== Dataset entries
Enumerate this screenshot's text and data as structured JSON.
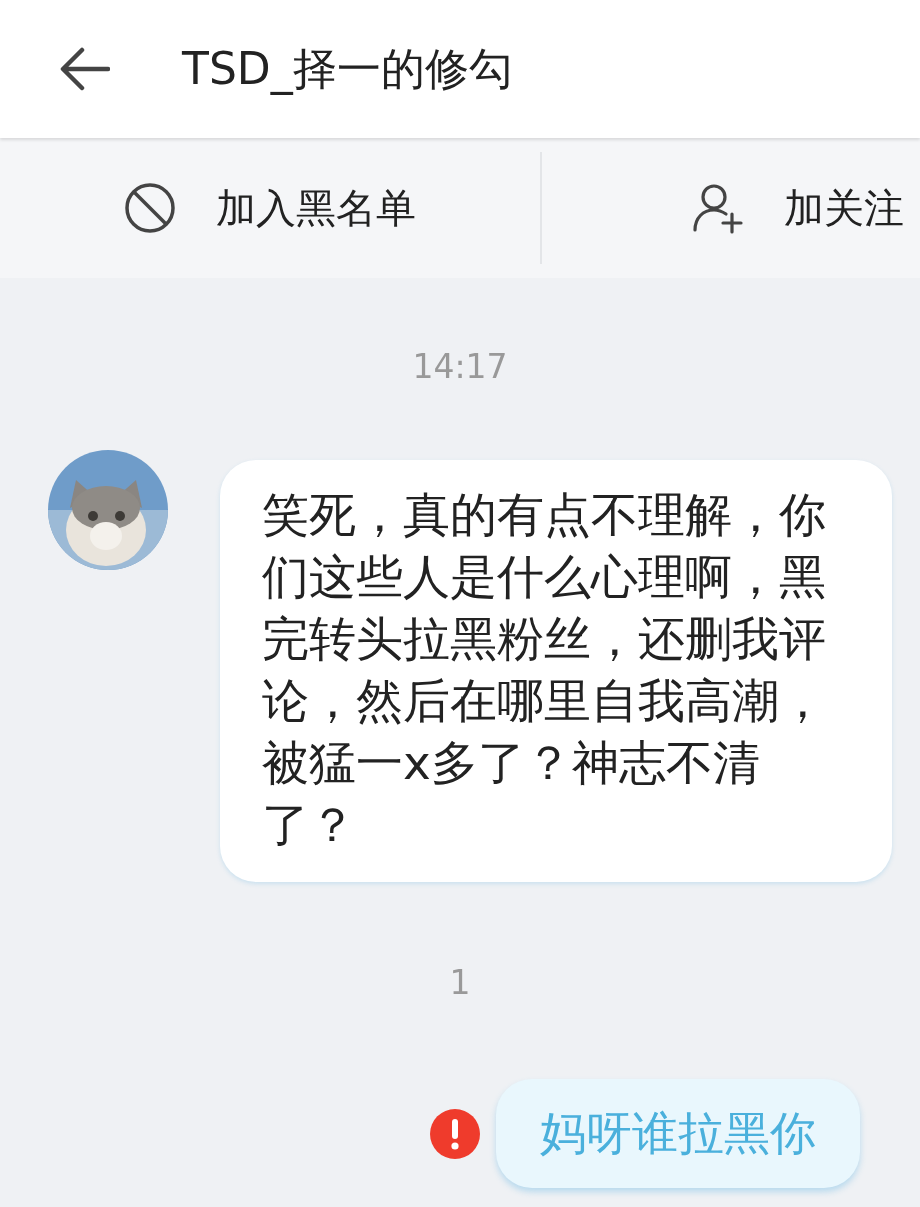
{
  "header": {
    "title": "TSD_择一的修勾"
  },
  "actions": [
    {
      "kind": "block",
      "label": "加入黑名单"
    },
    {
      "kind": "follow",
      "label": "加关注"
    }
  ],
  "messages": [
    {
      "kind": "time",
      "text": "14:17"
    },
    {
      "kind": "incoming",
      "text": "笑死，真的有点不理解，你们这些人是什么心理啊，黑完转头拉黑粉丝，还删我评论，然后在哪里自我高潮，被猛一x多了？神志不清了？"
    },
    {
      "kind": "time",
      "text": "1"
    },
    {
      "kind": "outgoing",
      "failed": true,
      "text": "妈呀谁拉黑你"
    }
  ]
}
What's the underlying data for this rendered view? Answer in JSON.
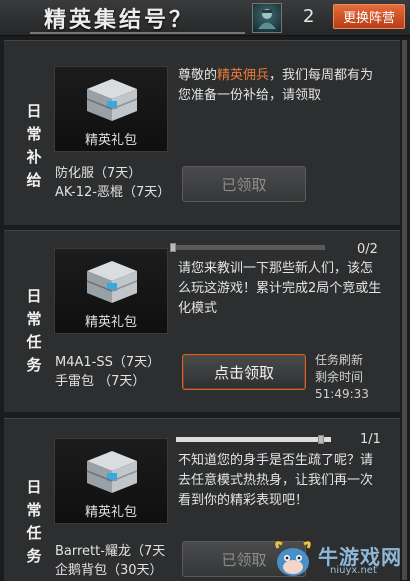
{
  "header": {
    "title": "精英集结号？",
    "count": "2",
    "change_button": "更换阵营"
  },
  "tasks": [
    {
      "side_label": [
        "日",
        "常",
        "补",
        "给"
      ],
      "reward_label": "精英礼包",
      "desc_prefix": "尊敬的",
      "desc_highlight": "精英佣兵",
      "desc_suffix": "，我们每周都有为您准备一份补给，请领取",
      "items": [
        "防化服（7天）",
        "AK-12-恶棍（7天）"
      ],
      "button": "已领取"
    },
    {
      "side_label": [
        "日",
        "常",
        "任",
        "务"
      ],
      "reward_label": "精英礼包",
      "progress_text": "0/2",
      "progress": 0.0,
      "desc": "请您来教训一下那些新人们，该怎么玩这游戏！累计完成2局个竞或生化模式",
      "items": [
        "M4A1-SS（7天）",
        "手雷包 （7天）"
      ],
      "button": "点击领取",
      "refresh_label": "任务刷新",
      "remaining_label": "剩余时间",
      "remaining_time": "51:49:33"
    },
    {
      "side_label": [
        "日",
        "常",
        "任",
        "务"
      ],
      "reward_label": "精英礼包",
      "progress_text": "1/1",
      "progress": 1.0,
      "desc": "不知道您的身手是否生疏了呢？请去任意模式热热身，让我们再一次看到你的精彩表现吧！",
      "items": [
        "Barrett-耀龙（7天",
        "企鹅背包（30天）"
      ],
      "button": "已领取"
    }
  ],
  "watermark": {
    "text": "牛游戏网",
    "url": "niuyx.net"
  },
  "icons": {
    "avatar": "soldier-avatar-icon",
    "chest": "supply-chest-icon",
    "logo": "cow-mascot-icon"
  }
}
====
(Exercise goal): Copy each line of the listing in which the word "JSON" can be found.

(The response):
Enumerate this screenshot's text and data as structured JSON.
What's the underlying data for this rendered view? Answer in JSON.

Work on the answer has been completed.